= Rows from a figure dataset =
%%

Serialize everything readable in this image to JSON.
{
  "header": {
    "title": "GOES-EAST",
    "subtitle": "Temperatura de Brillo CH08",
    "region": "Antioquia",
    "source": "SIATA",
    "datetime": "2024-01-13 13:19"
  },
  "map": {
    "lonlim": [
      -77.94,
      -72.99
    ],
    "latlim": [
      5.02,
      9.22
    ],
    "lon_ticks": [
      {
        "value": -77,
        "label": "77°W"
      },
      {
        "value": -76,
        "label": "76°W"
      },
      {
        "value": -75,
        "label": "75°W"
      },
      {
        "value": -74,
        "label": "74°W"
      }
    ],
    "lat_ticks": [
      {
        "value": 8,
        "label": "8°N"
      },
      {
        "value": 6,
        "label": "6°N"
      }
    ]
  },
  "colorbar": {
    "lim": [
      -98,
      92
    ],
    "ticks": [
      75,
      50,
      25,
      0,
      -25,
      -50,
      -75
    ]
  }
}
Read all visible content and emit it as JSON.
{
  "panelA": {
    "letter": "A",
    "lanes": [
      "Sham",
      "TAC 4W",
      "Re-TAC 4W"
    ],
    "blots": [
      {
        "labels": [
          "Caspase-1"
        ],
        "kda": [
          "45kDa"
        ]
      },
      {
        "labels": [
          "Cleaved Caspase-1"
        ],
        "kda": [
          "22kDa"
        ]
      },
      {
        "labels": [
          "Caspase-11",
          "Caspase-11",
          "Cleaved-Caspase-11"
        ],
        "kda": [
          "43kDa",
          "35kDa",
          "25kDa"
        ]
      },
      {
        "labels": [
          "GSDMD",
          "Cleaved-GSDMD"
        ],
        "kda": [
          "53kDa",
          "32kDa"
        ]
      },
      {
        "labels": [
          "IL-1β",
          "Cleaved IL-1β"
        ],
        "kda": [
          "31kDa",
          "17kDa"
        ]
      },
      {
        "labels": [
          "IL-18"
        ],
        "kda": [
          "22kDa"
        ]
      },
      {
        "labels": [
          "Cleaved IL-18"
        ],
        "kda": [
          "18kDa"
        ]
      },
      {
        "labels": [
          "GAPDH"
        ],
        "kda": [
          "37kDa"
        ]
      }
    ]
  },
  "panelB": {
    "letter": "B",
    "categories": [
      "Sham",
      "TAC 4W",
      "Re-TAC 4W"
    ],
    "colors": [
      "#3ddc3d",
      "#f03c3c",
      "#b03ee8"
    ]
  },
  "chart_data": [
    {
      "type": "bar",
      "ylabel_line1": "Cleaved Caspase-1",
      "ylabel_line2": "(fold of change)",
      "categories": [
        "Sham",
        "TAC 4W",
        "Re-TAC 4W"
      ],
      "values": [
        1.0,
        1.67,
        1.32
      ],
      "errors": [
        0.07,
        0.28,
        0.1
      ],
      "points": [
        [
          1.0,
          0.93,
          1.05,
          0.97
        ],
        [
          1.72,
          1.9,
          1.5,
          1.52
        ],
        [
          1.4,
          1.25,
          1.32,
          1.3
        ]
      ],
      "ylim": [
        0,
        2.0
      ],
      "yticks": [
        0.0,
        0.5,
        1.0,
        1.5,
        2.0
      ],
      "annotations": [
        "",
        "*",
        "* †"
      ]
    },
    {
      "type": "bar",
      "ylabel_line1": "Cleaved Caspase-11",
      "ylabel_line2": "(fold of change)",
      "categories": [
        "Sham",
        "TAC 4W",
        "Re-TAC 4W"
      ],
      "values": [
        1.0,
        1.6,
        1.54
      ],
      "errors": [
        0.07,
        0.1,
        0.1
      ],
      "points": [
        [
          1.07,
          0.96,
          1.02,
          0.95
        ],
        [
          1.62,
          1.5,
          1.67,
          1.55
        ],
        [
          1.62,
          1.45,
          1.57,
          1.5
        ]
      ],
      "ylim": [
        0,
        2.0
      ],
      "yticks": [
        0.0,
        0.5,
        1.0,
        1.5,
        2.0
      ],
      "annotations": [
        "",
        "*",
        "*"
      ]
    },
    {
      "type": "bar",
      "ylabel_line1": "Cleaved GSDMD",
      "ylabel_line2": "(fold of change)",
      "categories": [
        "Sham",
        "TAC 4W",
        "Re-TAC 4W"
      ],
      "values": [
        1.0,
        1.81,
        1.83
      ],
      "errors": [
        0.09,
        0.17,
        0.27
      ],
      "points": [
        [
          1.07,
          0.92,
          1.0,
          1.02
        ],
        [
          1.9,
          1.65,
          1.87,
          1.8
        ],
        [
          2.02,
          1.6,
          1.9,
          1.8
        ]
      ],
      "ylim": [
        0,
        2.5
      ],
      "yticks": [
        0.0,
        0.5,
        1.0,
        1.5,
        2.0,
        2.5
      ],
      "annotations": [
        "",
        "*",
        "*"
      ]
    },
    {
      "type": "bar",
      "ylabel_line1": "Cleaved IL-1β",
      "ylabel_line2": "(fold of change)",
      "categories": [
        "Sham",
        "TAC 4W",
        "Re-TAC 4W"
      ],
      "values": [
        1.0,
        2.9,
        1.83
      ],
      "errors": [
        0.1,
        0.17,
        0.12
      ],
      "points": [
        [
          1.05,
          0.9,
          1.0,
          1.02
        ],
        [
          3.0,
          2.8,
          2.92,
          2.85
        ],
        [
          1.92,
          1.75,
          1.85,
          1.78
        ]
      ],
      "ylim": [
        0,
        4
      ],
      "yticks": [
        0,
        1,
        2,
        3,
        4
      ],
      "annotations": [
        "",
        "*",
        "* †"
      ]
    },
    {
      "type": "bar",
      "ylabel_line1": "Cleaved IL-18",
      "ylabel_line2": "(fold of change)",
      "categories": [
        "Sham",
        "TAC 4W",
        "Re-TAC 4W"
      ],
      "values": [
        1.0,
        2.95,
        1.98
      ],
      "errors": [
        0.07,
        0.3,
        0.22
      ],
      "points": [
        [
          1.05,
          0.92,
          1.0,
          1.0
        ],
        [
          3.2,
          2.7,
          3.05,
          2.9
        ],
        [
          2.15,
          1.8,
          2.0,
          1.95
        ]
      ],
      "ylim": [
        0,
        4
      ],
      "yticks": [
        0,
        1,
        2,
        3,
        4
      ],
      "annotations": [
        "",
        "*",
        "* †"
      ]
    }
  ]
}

%%

= TASK BRIEF =
Reproduce the full listing exactly.

= CORRECT ANSWER =
Serialize everything readable in this image to JSON.
{
  "header": {
    "title": "GOES-EAST",
    "subtitle": "Temperatura de Brillo CH08",
    "region": "Antioquia",
    "source": "SIATA",
    "datetime": "2024-01-13 13:19"
  },
  "map": {
    "lonlim": [
      -77.94,
      -72.99
    ],
    "latlim": [
      5.02,
      9.22
    ],
    "lon_ticks": [
      {
        "value": -77,
        "label": "77°W"
      },
      {
        "value": -76,
        "label": "76°W"
      },
      {
        "value": -75,
        "label": "75°W"
      },
      {
        "value": -74,
        "label": "74°W"
      }
    ],
    "lat_ticks": [
      {
        "value": 8,
        "label": "8°N"
      },
      {
        "value": 6,
        "label": "6°N"
      }
    ]
  },
  "colorbar": {
    "lim": [
      -98,
      92
    ],
    "ticks": [
      75,
      50,
      25,
      0,
      -25,
      -50,
      -75
    ]
  }
}
Read all visible content and emit it as JSON.
{
  "panelA": {
    "letter": "A",
    "lanes": [
      "Sham",
      "TAC 4W",
      "Re-TAC 4W"
    ],
    "blots": [
      {
        "labels": [
          "Caspase-1"
        ],
        "kda": [
          "45kDa"
        ]
      },
      {
        "labels": [
          "Cleaved Caspase-1"
        ],
        "kda": [
          "22kDa"
        ]
      },
      {
        "labels": [
          "Caspase-11",
          "Caspase-11",
          "Cleaved-Caspase-11"
        ],
        "kda": [
          "43kDa",
          "35kDa",
          "25kDa"
        ]
      },
      {
        "labels": [
          "GSDMD",
          "Cleaved-GSDMD"
        ],
        "kda": [
          "53kDa",
          "32kDa"
        ]
      },
      {
        "labels": [
          "IL-1β",
          "Cleaved IL-1β"
        ],
        "kda": [
          "31kDa",
          "17kDa"
        ]
      },
      {
        "labels": [
          "IL-18"
        ],
        "kda": [
          "22kDa"
        ]
      },
      {
        "labels": [
          "Cleaved IL-18"
        ],
        "kda": [
          "18kDa"
        ]
      },
      {
        "labels": [
          "GAPDH"
        ],
        "kda": [
          "37kDa"
        ]
      }
    ]
  },
  "panelB": {
    "letter": "B",
    "categories": [
      "Sham",
      "TAC 4W",
      "Re-TAC 4W"
    ],
    "colors": [
      "#3ddc3d",
      "#f03c3c",
      "#b03ee8"
    ]
  },
  "chart_data": [
    {
      "type": "bar",
      "ylabel_line1": "Cleaved Caspase-1",
      "ylabel_line2": "(fold of change)",
      "categories": [
        "Sham",
        "TAC 4W",
        "Re-TAC 4W"
      ],
      "values": [
        1.0,
        1.67,
        1.32
      ],
      "errors": [
        0.07,
        0.28,
        0.1
      ],
      "points": [
        [
          1.0,
          0.93,
          1.05,
          0.97
        ],
        [
          1.72,
          1.9,
          1.5,
          1.52
        ],
        [
          1.4,
          1.25,
          1.32,
          1.3
        ]
      ],
      "ylim": [
        0,
        2.0
      ],
      "yticks": [
        0.0,
        0.5,
        1.0,
        1.5,
        2.0
      ],
      "annotations": [
        "",
        "*",
        "* †"
      ]
    },
    {
      "type": "bar",
      "ylabel_line1": "Cleaved Caspase-11",
      "ylabel_line2": "(fold of change)",
      "categories": [
        "Sham",
        "TAC 4W",
        "Re-TAC 4W"
      ],
      "values": [
        1.0,
        1.6,
        1.54
      ],
      "errors": [
        0.07,
        0.1,
        0.1
      ],
      "points": [
        [
          1.07,
          0.96,
          1.02,
          0.95
        ],
        [
          1.62,
          1.5,
          1.67,
          1.55
        ],
        [
          1.62,
          1.45,
          1.57,
          1.5
        ]
      ],
      "ylim": [
        0,
        2.0
      ],
      "yticks": [
        0.0,
        0.5,
        1.0,
        1.5,
        2.0
      ],
      "annotations": [
        "",
        "*",
        "*"
      ]
    },
    {
      "type": "bar",
      "ylabel_line1": "Cleaved GSDMD",
      "ylabel_line2": "(fold of change)",
      "categories": [
        "Sham",
        "TAC 4W",
        "Re-TAC 4W"
      ],
      "values": [
        1.0,
        1.81,
        1.83
      ],
      "errors": [
        0.09,
        0.17,
        0.27
      ],
      "points": [
        [
          1.07,
          0.92,
          1.0,
          1.02
        ],
        [
          1.9,
          1.65,
          1.87,
          1.8
        ],
        [
          2.02,
          1.6,
          1.9,
          1.8
        ]
      ],
      "ylim": [
        0,
        2.5
      ],
      "yticks": [
        0.0,
        0.5,
        1.0,
        1.5,
        2.0,
        2.5
      ],
      "annotations": [
        "",
        "*",
        "*"
      ]
    },
    {
      "type": "bar",
      "ylabel_line1": "Cleaved IL-1β",
      "ylabel_line2": "(fold of change)",
      "categories": [
        "Sham",
        "TAC 4W",
        "Re-TAC 4W"
      ],
      "values": [
        1.0,
        2.9,
        1.83
      ],
      "errors": [
        0.1,
        0.17,
        0.12
      ],
      "points": [
        [
          1.05,
          0.9,
          1.0,
          1.02
        ],
        [
          3.0,
          2.8,
          2.92,
          2.85
        ],
        [
          1.92,
          1.75,
          1.85,
          1.78
        ]
      ],
      "ylim": [
        0,
        4
      ],
      "yticks": [
        0,
        1,
        2,
        3,
        4
      ],
      "annotations": [
        "",
        "*",
        "* †"
      ]
    },
    {
      "type": "bar",
      "ylabel_line1": "Cleaved IL-18",
      "ylabel_line2": "(fold of change)",
      "categories": [
        "Sham",
        "TAC 4W",
        "Re-TAC 4W"
      ],
      "values": [
        1.0,
        2.95,
        1.98
      ],
      "errors": [
        0.07,
        0.3,
        0.22
      ],
      "points": [
        [
          1.05,
          0.92,
          1.0,
          1.0
        ],
        [
          3.2,
          2.7,
          3.05,
          2.9
        ],
        [
          2.15,
          1.8,
          2.0,
          1.95
        ]
      ],
      "ylim": [
        0,
        4
      ],
      "yticks": [
        0,
        1,
        2,
        3,
        4
      ],
      "annotations": [
        "",
        "*",
        "* †"
      ]
    }
  ]
}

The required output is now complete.